**TASK TO CARRY OUT:**
Records follow. Pull out every line that contains "this".
# ROWS start
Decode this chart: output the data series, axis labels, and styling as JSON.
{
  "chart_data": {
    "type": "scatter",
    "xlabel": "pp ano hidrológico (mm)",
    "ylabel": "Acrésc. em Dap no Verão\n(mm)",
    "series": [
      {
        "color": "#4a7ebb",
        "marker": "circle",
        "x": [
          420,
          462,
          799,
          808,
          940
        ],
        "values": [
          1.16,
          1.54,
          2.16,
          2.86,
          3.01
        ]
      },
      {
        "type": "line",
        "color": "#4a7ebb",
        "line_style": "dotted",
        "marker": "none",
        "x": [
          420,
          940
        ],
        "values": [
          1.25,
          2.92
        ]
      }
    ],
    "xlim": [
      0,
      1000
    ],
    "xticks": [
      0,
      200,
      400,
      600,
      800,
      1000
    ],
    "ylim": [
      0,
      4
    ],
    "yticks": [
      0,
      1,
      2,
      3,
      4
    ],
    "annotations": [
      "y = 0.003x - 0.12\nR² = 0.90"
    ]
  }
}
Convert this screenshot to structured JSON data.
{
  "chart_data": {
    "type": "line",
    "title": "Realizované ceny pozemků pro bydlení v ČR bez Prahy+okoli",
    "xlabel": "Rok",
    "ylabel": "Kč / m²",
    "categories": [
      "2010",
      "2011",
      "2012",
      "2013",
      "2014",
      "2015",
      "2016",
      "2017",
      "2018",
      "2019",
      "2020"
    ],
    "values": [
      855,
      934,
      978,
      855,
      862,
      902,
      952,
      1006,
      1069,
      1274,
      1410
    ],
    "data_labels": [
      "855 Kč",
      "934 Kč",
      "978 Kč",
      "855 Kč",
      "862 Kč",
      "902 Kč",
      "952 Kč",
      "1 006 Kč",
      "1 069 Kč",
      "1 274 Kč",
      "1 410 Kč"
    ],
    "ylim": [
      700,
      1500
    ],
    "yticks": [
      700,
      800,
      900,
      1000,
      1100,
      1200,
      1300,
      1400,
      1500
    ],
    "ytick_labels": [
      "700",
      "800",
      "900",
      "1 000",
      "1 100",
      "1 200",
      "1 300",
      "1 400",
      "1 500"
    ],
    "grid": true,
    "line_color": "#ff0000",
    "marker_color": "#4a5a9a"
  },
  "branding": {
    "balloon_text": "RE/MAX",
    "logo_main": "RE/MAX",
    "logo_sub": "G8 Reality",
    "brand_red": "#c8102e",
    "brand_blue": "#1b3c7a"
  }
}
# ROWS end
**FINAL RESULT:**
Decode this chart: output the data series, axis labels, and styling as JSON.
Convert this screenshot to structured JSON data.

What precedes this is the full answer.